• [ITEMS]
-------
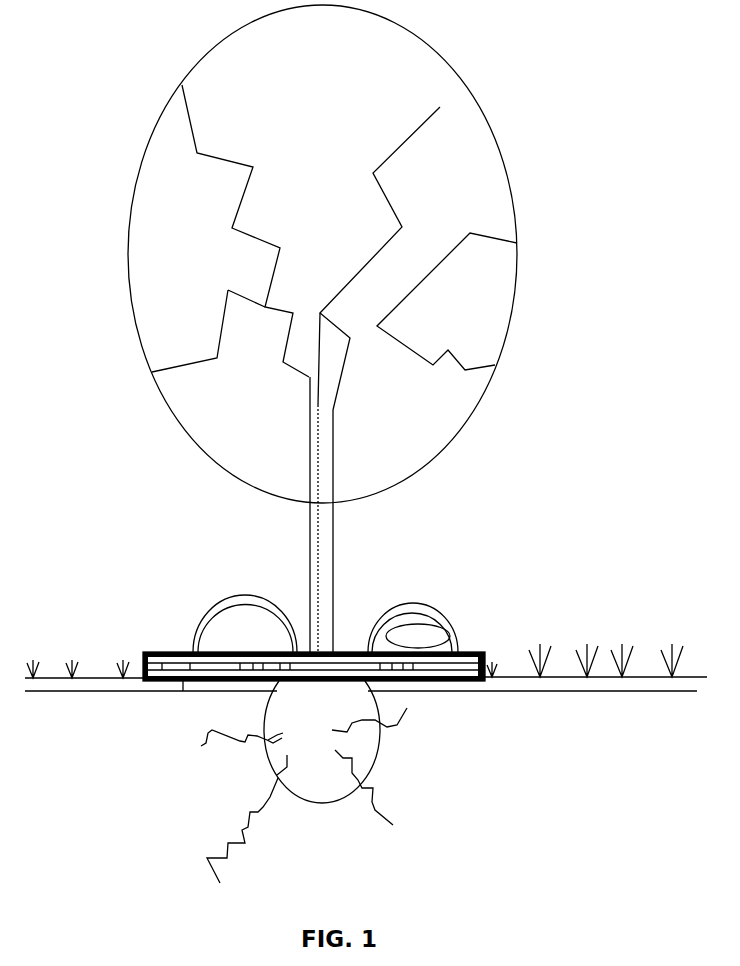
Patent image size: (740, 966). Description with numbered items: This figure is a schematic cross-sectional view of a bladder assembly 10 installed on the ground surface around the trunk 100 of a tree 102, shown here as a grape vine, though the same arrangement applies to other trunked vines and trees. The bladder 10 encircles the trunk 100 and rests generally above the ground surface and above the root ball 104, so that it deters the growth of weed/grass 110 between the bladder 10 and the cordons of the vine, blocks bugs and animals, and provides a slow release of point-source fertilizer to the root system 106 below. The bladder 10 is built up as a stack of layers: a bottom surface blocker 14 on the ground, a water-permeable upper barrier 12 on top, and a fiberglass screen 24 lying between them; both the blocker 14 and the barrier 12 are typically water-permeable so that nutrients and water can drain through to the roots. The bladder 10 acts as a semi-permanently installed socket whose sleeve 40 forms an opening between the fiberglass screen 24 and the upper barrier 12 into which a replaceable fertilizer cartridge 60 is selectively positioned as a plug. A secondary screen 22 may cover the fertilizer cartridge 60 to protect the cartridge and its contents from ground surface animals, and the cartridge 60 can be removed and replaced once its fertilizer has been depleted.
-------
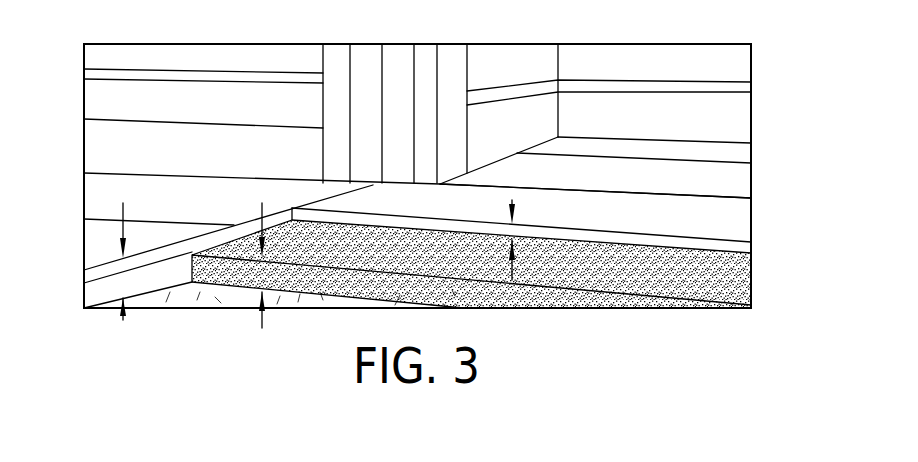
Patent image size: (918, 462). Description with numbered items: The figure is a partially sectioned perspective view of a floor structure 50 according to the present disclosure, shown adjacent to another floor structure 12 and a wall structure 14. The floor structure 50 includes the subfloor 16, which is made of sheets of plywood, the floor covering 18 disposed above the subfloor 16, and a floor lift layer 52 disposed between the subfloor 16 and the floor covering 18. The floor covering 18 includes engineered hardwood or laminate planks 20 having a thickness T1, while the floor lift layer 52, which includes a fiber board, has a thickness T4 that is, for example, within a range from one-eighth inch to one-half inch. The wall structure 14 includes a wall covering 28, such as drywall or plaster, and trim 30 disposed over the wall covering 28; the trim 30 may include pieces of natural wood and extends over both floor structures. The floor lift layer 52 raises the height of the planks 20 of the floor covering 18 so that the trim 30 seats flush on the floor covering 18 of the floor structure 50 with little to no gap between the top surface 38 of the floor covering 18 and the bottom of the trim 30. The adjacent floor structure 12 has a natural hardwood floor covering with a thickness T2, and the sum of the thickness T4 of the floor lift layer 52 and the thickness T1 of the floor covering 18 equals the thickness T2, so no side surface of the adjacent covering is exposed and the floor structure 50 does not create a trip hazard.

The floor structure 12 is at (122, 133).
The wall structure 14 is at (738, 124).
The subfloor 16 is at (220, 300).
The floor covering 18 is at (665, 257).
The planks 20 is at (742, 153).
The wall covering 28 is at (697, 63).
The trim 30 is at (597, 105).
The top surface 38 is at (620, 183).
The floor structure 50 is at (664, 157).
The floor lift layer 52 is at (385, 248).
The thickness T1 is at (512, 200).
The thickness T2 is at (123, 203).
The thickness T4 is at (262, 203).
-------
• [WHAT YOU HAVE TO DO]
From the data above, copy out each line that contains the word "trim". Matches must have the same uppercase and lowercase letters.

• [IN RESPONSE]
Patent image size: (918, 462). Description with numbered items: The figure is a partially sectioned perspective view of a floor structure 50 according to the present disclosure, shown adjacent to another floor structure 12 and a wall structure 14. The floor structure 50 includes the subfloor 16, which is made of sheets of plywood, the floor covering 18 disposed above the subfloor 16, and a floor lift layer 52 disposed between the subfloor 16 and the floor covering 18. The floor covering 18 includes engineered hardwood or laminate planks 20 having a thickness T1, while the floor lift layer 52, which includes a fiber board, has a thickness T4 that is, for example, within a range from one-eighth inch to one-half inch. The wall structure 14 includes a wall covering 28, such as drywall or plaster, and trim 30 disposed over the wall covering 28; the trim 30 may include pieces of natural wood and extends over both floor structures. The floor lift layer 52 raises the height of the planks 20 of the floor covering 18 so that the trim 30 seats flush on the floor covering 18 of the floor structure 50 with little to no gap between the top surface 38 of the floor covering 18 and the bottom of the trim 30. The adjacent floor structure 12 has a natural hardwood floor covering with a thickness T2, and the sum of the thickness T4 of the floor lift layer 52 and the thickness T1 of the floor covering 18 equals the thickness T2, so no side surface of the adjacent covering is exposed and the floor structure 50 does not create a trip hazard.
The trim 30 is at (597, 105).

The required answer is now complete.